== FRAGMENTO DE TEXTO
De nuevo asomada a la ventana de Deia gracias a la ayuda de todos ustedes. Gracias a los que me han visitado en la clínica, gracias a los que me han escrito, gracias a los que me han llamado por teléfono, gracias a los que en silencio han rezado por mí y me han enviado cielos enteros de luz y energía. Gracias a los médicos que me han operado y a las enfermeras que me han cuidado como a una princesa. Las palabras son demasiado sencillas cuando quieres expresar los sentimientos del alma. Pero no hay otro instrumento que el lenguaje para poder escribir gracias
He pasado –y paso- mucho miedo. Tanto que los pensamientos me alborotan la cabeza con posibles angustias. Van y vienen como las olas. Suavemente. Siento una ligera paz y pienso que la vida es bella. Lo más hermoso que tenemos, y no nos damos cuenta de esa posesión única e intransferible hasta que te sientes al borde del precipicio. En los extraños sueños que me han acompañado estos días intentaba imaginarme paseando por una playa escuchando el rumor del mar, pero no conseguía fijar la imagen, se iba. Flotaba en un vacío ingrávido. Las letras bailaban y no podía unirlas. Parecían notas musicales perdidas por la habitación. En ese soñar despierta o dormida, sobre la mesilla, vi un periódico. Rafael Frühberck de Burgos había muerto por el mismo visitante misterioso que había entrado en nuestro cuerpo sin avisas: el cáncer. Después de leer su marcha al más allá, mi cuarto se llenó de música. El primer concierto de mi vida lo dirigió él. Fue La Sinfonía del Nuevo Mundo, en El Teatro Baracaldo. Yo tendría unos 12 años. Y, desde aquella noche, la música entró en mi vida para no separase nunca más.
Escribo acompañada por sonatas, oberturas, preludios y romanzas. Cada artículo tiene música de fondo y cada novela es como una película, con el murmullo de fondo de una banda sonora. En mis novelas los protagonistas se mueven al compas de los instrumentos que oigo en mi mundo interior. Leonora vivía en Mahler; Hildegard, La mujer de las nueve lunas, en cantatas medievales; y Leda, La dama del cisne, con Prokófiev, Rachmaninov y Schoenberg.
====
== REGISTROS DEL CONJUNTO
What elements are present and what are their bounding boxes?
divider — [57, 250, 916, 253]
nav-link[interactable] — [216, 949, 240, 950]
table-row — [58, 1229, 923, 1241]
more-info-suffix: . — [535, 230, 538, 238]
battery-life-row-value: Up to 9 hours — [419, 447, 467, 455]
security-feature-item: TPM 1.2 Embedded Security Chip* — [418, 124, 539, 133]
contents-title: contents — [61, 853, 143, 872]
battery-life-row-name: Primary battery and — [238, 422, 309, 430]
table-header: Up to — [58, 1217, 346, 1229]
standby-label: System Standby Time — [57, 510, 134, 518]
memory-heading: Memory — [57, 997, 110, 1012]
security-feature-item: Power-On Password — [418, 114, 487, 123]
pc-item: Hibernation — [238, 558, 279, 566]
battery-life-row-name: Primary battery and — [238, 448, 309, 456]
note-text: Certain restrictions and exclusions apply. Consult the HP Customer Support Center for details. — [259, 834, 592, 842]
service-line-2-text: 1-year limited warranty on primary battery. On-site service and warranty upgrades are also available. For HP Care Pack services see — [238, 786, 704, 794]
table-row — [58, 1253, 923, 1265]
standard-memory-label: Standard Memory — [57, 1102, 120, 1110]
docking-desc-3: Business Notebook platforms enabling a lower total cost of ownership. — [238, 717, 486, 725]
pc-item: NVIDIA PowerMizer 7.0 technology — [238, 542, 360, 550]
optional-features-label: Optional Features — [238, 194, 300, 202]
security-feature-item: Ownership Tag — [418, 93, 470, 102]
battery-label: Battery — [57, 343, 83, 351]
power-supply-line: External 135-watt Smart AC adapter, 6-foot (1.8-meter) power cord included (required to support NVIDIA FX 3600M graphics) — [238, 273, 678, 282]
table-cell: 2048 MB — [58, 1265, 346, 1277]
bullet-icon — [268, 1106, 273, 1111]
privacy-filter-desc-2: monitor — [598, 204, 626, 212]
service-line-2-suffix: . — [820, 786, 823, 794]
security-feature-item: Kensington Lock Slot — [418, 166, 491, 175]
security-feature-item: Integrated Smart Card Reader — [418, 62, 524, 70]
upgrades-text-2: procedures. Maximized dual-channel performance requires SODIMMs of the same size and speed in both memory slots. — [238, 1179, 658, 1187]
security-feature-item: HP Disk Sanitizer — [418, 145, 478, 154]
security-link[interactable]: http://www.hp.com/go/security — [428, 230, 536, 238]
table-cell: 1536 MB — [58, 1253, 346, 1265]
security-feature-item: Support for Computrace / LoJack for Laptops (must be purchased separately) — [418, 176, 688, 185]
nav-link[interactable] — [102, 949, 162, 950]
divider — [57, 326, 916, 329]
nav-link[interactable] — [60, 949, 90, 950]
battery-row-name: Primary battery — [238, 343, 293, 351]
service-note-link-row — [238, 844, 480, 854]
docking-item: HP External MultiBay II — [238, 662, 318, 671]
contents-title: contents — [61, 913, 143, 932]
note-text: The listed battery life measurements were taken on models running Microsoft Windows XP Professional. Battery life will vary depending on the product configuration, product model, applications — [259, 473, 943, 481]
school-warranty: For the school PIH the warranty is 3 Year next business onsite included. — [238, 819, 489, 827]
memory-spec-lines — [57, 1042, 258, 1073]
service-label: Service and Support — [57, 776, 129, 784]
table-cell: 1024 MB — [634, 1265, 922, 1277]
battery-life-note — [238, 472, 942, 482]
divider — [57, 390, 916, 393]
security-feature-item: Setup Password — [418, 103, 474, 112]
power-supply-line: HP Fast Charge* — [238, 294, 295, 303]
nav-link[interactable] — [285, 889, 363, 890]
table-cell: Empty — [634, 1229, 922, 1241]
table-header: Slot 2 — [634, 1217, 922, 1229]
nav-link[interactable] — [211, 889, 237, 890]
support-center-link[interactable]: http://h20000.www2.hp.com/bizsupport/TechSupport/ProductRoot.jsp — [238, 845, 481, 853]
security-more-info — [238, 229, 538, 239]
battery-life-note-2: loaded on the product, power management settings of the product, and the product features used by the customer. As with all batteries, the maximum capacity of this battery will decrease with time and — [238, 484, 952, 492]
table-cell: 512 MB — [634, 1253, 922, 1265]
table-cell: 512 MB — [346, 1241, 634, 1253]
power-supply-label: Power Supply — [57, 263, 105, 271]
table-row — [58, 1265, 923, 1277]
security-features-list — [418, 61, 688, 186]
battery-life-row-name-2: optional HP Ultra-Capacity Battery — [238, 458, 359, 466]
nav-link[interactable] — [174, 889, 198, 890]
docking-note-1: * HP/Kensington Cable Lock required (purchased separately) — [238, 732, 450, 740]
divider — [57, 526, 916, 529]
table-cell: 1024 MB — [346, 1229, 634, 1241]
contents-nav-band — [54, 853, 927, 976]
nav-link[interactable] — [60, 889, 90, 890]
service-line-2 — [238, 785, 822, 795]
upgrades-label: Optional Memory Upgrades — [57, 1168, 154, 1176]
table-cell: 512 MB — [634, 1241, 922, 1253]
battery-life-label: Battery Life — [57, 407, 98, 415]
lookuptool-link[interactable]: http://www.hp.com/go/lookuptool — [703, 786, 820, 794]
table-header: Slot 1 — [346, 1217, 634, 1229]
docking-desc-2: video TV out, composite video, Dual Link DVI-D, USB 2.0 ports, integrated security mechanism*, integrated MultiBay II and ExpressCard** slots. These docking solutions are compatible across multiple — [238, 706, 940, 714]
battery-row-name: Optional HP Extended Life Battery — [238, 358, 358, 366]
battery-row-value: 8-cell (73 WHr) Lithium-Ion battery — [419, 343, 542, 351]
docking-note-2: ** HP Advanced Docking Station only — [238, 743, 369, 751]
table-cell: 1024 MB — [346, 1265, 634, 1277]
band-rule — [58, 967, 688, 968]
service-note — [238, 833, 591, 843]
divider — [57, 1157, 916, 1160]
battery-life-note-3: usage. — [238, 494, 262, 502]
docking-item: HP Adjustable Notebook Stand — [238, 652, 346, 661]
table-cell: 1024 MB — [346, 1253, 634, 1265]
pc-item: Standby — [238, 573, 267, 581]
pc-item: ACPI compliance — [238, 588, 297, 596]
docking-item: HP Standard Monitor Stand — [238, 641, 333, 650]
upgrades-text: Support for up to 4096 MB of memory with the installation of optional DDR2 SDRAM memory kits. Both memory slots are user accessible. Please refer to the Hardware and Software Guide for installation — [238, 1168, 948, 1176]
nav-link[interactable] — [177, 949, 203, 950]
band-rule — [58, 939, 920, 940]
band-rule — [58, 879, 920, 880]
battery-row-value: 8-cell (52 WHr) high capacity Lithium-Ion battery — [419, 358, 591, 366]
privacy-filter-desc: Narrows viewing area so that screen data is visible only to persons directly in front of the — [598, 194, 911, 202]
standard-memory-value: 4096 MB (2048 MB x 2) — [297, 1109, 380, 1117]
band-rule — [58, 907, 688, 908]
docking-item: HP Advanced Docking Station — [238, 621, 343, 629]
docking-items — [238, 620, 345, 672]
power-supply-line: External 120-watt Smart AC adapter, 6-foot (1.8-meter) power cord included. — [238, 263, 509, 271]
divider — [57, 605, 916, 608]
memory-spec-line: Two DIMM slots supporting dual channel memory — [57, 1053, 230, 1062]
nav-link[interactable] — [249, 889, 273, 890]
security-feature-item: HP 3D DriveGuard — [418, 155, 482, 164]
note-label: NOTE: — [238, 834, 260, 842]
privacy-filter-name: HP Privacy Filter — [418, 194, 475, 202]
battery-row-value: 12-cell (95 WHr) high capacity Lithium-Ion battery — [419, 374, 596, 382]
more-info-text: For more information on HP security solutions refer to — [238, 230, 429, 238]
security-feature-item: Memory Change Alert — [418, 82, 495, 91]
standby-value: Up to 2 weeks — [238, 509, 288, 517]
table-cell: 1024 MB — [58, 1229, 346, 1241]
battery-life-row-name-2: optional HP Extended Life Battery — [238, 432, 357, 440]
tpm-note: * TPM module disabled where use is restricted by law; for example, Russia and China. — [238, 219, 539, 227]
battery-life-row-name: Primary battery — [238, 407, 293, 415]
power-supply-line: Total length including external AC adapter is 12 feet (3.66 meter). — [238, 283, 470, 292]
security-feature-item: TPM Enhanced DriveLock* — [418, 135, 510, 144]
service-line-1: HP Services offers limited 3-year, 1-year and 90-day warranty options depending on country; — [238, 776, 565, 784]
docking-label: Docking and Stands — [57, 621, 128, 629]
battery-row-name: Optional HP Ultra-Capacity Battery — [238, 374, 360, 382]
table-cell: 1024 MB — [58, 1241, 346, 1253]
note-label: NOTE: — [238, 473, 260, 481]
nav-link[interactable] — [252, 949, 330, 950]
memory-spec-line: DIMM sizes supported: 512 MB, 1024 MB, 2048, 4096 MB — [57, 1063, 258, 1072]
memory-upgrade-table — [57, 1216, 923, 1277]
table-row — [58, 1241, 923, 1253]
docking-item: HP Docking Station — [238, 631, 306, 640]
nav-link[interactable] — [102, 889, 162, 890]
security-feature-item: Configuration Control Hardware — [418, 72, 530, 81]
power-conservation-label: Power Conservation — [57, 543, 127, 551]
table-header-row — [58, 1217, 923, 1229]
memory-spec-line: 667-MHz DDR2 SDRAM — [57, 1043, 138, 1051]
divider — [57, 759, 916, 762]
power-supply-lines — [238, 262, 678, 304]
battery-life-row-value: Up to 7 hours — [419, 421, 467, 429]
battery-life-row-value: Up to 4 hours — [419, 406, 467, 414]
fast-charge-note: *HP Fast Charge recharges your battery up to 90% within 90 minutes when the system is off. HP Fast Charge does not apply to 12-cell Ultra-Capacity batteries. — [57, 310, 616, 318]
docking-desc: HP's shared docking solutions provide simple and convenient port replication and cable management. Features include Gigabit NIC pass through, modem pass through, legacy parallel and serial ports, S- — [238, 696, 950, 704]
====
> EJERCICIOS PROPUESTOS:
1. Enumera los compositores que, según el texto sobre la convalecencia y la música, acompañan a las protagonistas de las novelas.
2. Prosigue el texto sobre la convalecencia y la música a partir de su última oración.

> RESPUESTAS POR EJERCICIO:
1. Mahler, Prokófiev, Rachmaninov y Schoenberg.

2.
Las letras y las notas musicales creo que se enamoran en el aire. Juegan, revolotean y se abrazan como apasionados amantes, No sabría escribir una historia –corta si es artículo y larga si es novela- sin la compañía de canciones o escalas de piano. Es el alimento del espíritu que me ha hecho volver a vivir y estar de nuevo con todos ustedes. En el silencio interior de estos días he oído la obertura de El barco fantasma de Wagner, el lamento de la princesa Turandot, El Mar de Debussy, el Amanecer de Grieg. Mi eterna canción de Camelot: Si alguna vez me marcho de Robert Goulet, Extraños en la noche de Sinatra, o cualquier tema de Mikel Laboa. Hay una carpeta de música interior que enciende el pensamiento cuando la necesita. Esa música, con el recuerdo de mi familia, mis amigos y todos ustedes que ahora me leen, ha mantenido expectante y con ganas de ponerme al ordenador para decirles que el primer miedo ha pasado.
En mi ausencia, las flores de la terraza han crecido. La buganvillas cubren la pared de un intenso rosa fuxia, unidas al jazmín. Las hortensias han florecido y los rosales tienen unos capullos preciosos. Los geranios, como locos, se han multiplicado apretados y lucen hermosos pompones grandes rojos, rosas y chinos. Y la verbena y la hierbabuena reparten su aroma a todas las macetas y jardineras. La ría está, como siempre, preciosa. Todo en su sitio ajeno al devenir de cada día. De la clínica me he traído centros de flores y ramos de margaritas, peonias y rosas. Mi habitación se ha quedado con el olor de distintas flores que han conseguido que mi estancia fuera más acogedora. Y he vuelto a pasear por el muelle en esta nueva vida. Sí, la vida es bella.